Work to be completed:
Copy each entry as it stands, leaving nothing out.

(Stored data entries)
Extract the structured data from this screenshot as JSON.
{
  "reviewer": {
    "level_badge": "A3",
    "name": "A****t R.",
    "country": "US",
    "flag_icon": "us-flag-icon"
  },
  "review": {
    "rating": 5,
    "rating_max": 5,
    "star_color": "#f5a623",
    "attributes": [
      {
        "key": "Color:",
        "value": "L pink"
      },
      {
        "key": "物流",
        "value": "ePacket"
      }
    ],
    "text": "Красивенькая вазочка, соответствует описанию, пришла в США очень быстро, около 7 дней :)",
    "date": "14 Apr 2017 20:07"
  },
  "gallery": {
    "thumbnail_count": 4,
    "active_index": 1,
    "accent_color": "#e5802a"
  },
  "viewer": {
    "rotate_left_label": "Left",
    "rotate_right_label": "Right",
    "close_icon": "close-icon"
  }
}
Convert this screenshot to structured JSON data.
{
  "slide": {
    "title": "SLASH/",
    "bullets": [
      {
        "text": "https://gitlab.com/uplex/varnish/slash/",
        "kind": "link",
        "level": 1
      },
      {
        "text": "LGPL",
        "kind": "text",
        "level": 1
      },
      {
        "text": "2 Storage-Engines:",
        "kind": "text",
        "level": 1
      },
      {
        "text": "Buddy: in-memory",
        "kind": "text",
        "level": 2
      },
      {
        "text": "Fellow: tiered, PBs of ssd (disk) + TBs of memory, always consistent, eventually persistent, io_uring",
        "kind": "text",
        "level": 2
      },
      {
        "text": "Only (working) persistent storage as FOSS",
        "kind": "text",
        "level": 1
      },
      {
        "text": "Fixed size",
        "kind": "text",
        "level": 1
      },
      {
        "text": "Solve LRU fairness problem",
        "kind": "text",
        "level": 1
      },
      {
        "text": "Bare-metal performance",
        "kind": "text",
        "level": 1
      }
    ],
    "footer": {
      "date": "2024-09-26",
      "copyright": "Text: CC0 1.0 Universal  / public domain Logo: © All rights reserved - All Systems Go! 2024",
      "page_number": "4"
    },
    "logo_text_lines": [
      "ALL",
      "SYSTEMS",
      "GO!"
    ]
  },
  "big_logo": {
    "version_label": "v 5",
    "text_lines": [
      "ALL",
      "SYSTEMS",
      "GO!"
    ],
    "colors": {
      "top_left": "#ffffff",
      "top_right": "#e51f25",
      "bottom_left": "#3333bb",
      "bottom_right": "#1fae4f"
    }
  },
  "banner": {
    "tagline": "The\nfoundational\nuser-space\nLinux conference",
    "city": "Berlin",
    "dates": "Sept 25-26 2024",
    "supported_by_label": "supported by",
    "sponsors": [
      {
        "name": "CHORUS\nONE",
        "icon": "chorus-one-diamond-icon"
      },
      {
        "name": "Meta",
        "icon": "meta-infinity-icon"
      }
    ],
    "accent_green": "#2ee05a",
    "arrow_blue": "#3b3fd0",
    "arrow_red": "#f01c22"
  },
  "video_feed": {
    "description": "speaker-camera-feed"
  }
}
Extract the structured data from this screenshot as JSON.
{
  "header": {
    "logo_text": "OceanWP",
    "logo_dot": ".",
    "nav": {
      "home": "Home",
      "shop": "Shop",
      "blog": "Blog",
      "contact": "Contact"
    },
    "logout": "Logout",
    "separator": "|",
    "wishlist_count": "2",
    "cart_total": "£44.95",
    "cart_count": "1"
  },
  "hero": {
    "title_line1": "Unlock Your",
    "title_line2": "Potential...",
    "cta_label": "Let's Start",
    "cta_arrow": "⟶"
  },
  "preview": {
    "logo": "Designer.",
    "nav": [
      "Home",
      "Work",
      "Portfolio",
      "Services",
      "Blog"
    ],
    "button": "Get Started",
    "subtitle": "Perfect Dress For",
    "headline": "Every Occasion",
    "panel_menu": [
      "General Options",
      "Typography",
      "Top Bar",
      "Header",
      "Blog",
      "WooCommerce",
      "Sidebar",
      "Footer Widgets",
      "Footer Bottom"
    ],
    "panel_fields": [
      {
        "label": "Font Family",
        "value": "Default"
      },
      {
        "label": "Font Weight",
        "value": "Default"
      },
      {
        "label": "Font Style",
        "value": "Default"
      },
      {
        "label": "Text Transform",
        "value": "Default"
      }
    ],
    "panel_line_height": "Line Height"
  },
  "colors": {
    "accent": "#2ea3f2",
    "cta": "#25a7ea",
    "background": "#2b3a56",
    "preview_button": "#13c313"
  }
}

Answer to the exercise:
Extract the structured data from this screenshot as JSON.
{
  "reviewer": {
    "level_badge": "A3",
    "name": "A****t R.",
    "country": "US",
    "flag_icon": "us-flag-icon"
  },
  "review": {
    "rating": 5,
    "rating_max": 5,
    "star_color": "#f5a623",
    "attributes": [
      {
        "key": "Color:",
        "value": "L pink"
      },
      {
        "key": "物流",
        "value": "ePacket"
      }
    ],
    "text": "Красивенькая вазочка, соответствует описанию, пришла в США очень быстро, около 7 дней :)",
    "date": "14 Apr 2017 20:07"
  },
  "gallery": {
    "thumbnail_count": 4,
    "active_index": 1,
    "accent_color": "#e5802a"
  },
  "viewer": {
    "rotate_left_label": "Left",
    "rotate_right_label": "Right",
    "close_icon": "close-icon"
  }
}
Convert this screenshot to structured JSON data.
{
  "slide": {
    "title": "SLASH/",
    "bullets": [
      {
        "text": "https://gitlab.com/uplex/varnish/slash/",
        "kind": "link",
        "level": 1
      },
      {
        "text": "LGPL",
        "kind": "text",
        "level": 1
      },
      {
        "text": "2 Storage-Engines:",
        "kind": "text",
        "level": 1
      },
      {
        "text": "Buddy: in-memory",
        "kind": "text",
        "level": 2
      },
      {
        "text": "Fellow: tiered, PBs of ssd (disk) + TBs of memory, always consistent, eventually persistent, io_uring",
        "kind": "text",
        "level": 2
      },
      {
        "text": "Only (working) persistent storage as FOSS",
        "kind": "text",
        "level": 1
      },
      {
        "text": "Fixed size",
        "kind": "text",
        "level": 1
      },
      {
        "text": "Solve LRU fairness problem",
        "kind": "text",
        "level": 1
      },
      {
        "text": "Bare-metal performance",
        "kind": "text",
        "level": 1
      }
    ],
    "footer": {
      "date": "2024-09-26",
      "copyright": "Text: CC0 1.0 Universal  / public domain Logo: © All rights reserved - All Systems Go! 2024",
      "page_number": "4"
    },
    "logo_text_lines": [
      "ALL",
      "SYSTEMS",
      "GO!"
    ]
  },
  "big_logo": {
    "version_label": "v 5",
    "text_lines": [
      "ALL",
      "SYSTEMS",
      "GO!"
    ],
    "colors": {
      "top_left": "#ffffff",
      "top_right": "#e51f25",
      "bottom_left": "#3333bb",
      "bottom_right": "#1fae4f"
    }
  },
  "banner": {
    "tagline": "The\nfoundational\nuser-space\nLinux conference",
    "city": "Berlin",
    "dates": "Sept 25-26 2024",
    "supported_by_label": "supported by",
    "sponsors": [
      {
        "name": "CHORUS\nONE",
        "icon": "chorus-one-diamond-icon"
      },
      {
        "name": "Meta",
        "icon": "meta-infinity-icon"
      }
    ],
    "accent_green": "#2ee05a",
    "arrow_blue": "#3b3fd0",
    "arrow_red": "#f01c22"
  },
  "video_feed": {
    "description": "speaker-camera-feed"
  }
}
Extract the structured data from this screenshot as JSON.
{
  "header": {
    "logo_text": "OceanWP",
    "logo_dot": ".",
    "nav": {
      "home": "Home",
      "shop": "Shop",
      "blog": "Blog",
      "contact": "Contact"
    },
    "logout": "Logout",
    "separator": "|",
    "wishlist_count": "2",
    "cart_total": "£44.95",
    "cart_count": "1"
  },
  "hero": {
    "title_line1": "Unlock Your",
    "title_line2": "Potential...",
    "cta_label": "Let's Start",
    "cta_arrow": "⟶"
  },
  "preview": {
    "logo": "Designer.",
    "nav": [
      "Home",
      "Work",
      "Portfolio",
      "Services",
      "Blog"
    ],
    "button": "Get Started",
    "subtitle": "Perfect Dress For",
    "headline": "Every Occasion",
    "panel_menu": [
      "General Options",
      "Typography",
      "Top Bar",
      "Header",
      "Blog",
      "WooCommerce",
      "Sidebar",
      "Footer Widgets",
      "Footer Bottom"
    ],
    "panel_fields": [
      {
        "label": "Font Family",
        "value": "Default"
      },
      {
        "label": "Font Weight",
        "value": "Default"
      },
      {
        "label": "Font Style",
        "value": "Default"
      },
      {
        "label": "Text Transform",
        "value": "Default"
      }
    ],
    "panel_line_height": "Line Height"
  },
  "colors": {
    "accent": "#2ea3f2",
    "cta": "#25a7ea",
    "background": "#2b3a56",
    "preview_button": "#13c313"
  }
}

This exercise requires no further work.